Figure contents as structured data
###
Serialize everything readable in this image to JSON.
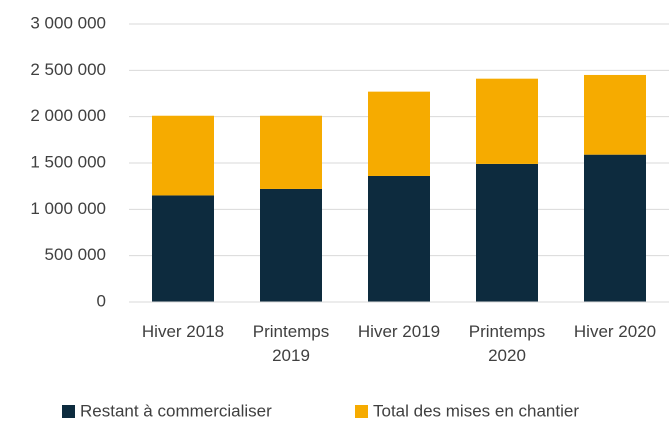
{
  "chart_data": {
    "type": "stacked_bar",
    "categories": [
      "Hiver 2018",
      "Printemps 2019",
      "Hiver 2019",
      "Printemps 2020",
      "Hiver 2020"
    ],
    "series": [
      {
        "name": "Restant à commercialiser",
        "color": "#0d2b3e",
        "values": [
          1150000,
          1220000,
          1360000,
          1490000,
          1590000
        ]
      },
      {
        "name": "Total des mises en chantier",
        "color": "#f6ab00",
        "values": [
          860000,
          790000,
          910000,
          920000,
          860000
        ]
      }
    ],
    "ylim": [
      0,
      3000000
    ],
    "yticks": [
      0,
      {
        "value": 500000,
        "label": "500 000"
      },
      {
        "value": 1000000,
        "label": "1 000 000"
      },
      {
        "value": 1500000,
        "label": "1 500 000"
      },
      {
        "value": 2000000,
        "label": "2 000 000"
      },
      {
        "value": 2500000,
        "label": "2 500 000"
      },
      {
        "value": 3000000,
        "label": "3 000 000"
      }
    ],
    "grid": true,
    "legend": "bottom"
  }
}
###
* [Written problem] Omit the pictures, then output the rest of the listing exactly.

* [Task output]
Serialize everything readable in this image to JSON.
{
  "chart_data": {
    "type": "stacked_bar",
    "categories": [
      "Hiver 2018",
      "Printemps 2019",
      "Hiver 2019",
      "Printemps 2020",
      "Hiver 2020"
    ],
    "series": [
      {
        "name": "Restant à commercialiser",
        "color": "#0d2b3e",
        "values": [
          1150000,
          1220000,
          1360000,
          1490000,
          1590000
        ]
      },
      {
        "name": "Total des mises en chantier",
        "color": "#f6ab00",
        "values": [
          860000,
          790000,
          910000,
          920000,
          860000
        ]
      }
    ],
    "ylim": [
      0,
      3000000
    ],
    "yticks": [
      0,
      {
        "value": 500000,
        "label": "500 000"
      },
      {
        "value": 1000000,
        "label": "1 000 000"
      },
      {
        "value": 1500000,
        "label": "1 500 000"
      },
      {
        "value": 2000000,
        "label": "2 000 000"
      },
      {
        "value": 2500000,
        "label": "2 500 000"
      },
      {
        "value": 3000000,
        "label": "3 000 000"
      }
    ],
    "grid": true,
    "legend": "bottom"
  }
}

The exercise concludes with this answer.